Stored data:

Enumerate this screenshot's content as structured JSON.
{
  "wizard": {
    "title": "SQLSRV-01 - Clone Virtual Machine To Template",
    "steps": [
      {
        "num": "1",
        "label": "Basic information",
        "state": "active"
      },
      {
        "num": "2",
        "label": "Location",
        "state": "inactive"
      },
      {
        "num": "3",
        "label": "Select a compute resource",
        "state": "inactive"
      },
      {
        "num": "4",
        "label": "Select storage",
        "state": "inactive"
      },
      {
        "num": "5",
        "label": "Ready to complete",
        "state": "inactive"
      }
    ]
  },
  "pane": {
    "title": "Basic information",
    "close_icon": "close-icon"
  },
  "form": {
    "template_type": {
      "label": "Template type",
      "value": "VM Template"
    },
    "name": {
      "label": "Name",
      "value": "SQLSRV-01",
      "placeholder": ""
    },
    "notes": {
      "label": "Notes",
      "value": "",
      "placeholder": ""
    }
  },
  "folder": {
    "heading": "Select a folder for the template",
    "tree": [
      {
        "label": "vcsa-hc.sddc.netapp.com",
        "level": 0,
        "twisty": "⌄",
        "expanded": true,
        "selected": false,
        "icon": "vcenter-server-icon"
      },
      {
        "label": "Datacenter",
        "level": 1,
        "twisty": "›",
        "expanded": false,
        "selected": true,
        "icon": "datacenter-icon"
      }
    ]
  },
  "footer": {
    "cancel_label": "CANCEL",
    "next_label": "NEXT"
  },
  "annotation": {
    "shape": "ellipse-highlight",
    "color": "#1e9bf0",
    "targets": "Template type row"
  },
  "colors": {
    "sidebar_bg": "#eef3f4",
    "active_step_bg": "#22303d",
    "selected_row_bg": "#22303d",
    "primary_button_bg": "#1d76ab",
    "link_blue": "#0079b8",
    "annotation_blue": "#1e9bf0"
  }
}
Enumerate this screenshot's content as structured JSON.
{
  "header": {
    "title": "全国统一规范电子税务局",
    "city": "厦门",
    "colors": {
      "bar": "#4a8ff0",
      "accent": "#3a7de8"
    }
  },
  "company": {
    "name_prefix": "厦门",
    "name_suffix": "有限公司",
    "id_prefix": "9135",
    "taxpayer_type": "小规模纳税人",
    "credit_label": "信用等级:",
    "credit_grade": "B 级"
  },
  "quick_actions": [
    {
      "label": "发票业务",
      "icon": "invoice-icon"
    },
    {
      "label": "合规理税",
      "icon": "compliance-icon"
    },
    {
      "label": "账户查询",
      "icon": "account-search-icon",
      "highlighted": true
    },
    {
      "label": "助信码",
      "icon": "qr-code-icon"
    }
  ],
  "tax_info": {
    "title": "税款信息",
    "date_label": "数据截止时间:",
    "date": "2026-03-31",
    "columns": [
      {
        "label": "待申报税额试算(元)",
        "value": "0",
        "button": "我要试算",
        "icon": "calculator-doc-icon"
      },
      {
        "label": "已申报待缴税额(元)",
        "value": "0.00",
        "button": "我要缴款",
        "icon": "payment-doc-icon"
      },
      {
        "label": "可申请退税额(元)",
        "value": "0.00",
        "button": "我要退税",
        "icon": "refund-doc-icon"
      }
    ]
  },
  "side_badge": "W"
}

[Exercise prompt]: Faithfully transcribe the whole of the data.

[Response below]:
Enumerate this screenshot's content as structured JSON.
{
  "wizard": {
    "title": "SQLSRV-01 - Clone Virtual Machine To Template",
    "steps": [
      {
        "num": "1",
        "label": "Basic information",
        "state": "active"
      },
      {
        "num": "2",
        "label": "Location",
        "state": "inactive"
      },
      {
        "num": "3",
        "label": "Select a compute resource",
        "state": "inactive"
      },
      {
        "num": "4",
        "label": "Select storage",
        "state": "inactive"
      },
      {
        "num": "5",
        "label": "Ready to complete",
        "state": "inactive"
      }
    ]
  },
  "pane": {
    "title": "Basic information",
    "close_icon": "close-icon"
  },
  "form": {
    "template_type": {
      "label": "Template type",
      "value": "VM Template"
    },
    "name": {
      "label": "Name",
      "value": "SQLSRV-01",
      "placeholder": ""
    },
    "notes": {
      "label": "Notes",
      "value": "",
      "placeholder": ""
    }
  },
  "folder": {
    "heading": "Select a folder for the template",
    "tree": [
      {
        "label": "vcsa-hc.sddc.netapp.com",
        "level": 0,
        "twisty": "⌄",
        "expanded": true,
        "selected": false,
        "icon": "vcenter-server-icon"
      },
      {
        "label": "Datacenter",
        "level": 1,
        "twisty": "›",
        "expanded": false,
        "selected": true,
        "icon": "datacenter-icon"
      }
    ]
  },
  "footer": {
    "cancel_label": "CANCEL",
    "next_label": "NEXT"
  },
  "annotation": {
    "shape": "ellipse-highlight",
    "color": "#1e9bf0",
    "targets": "Template type row"
  },
  "colors": {
    "sidebar_bg": "#eef3f4",
    "active_step_bg": "#22303d",
    "selected_row_bg": "#22303d",
    "primary_button_bg": "#1d76ab",
    "link_blue": "#0079b8",
    "annotation_blue": "#1e9bf0"
  }
}
Enumerate this screenshot's content as structured JSON.
{
  "header": {
    "title": "全国统一规范电子税务局",
    "city": "厦门",
    "colors": {
      "bar": "#4a8ff0",
      "accent": "#3a7de8"
    }
  },
  "company": {
    "name_prefix": "厦门",
    "name_suffix": "有限公司",
    "id_prefix": "9135",
    "taxpayer_type": "小规模纳税人",
    "credit_label": "信用等级:",
    "credit_grade": "B 级"
  },
  "quick_actions": [
    {
      "label": "发票业务",
      "icon": "invoice-icon"
    },
    {
      "label": "合规理税",
      "icon": "compliance-icon"
    },
    {
      "label": "账户查询",
      "icon": "account-search-icon",
      "highlighted": true
    },
    {
      "label": "助信码",
      "icon": "qr-code-icon"
    }
  ],
  "tax_info": {
    "title": "税款信息",
    "date_label": "数据截止时间:",
    "date": "2026-03-31",
    "columns": [
      {
        "label": "待申报税额试算(元)",
        "value": "0",
        "button": "我要试算",
        "icon": "calculator-doc-icon"
      },
      {
        "label": "已申报待缴税额(元)",
        "value": "0.00",
        "button": "我要缴款",
        "icon": "payment-doc-icon"
      },
      {
        "label": "可申请退税额(元)",
        "value": "0.00",
        "button": "我要退税",
        "icon": "refund-doc-icon"
      }
    ]
  },
  "side_badge": "W"
}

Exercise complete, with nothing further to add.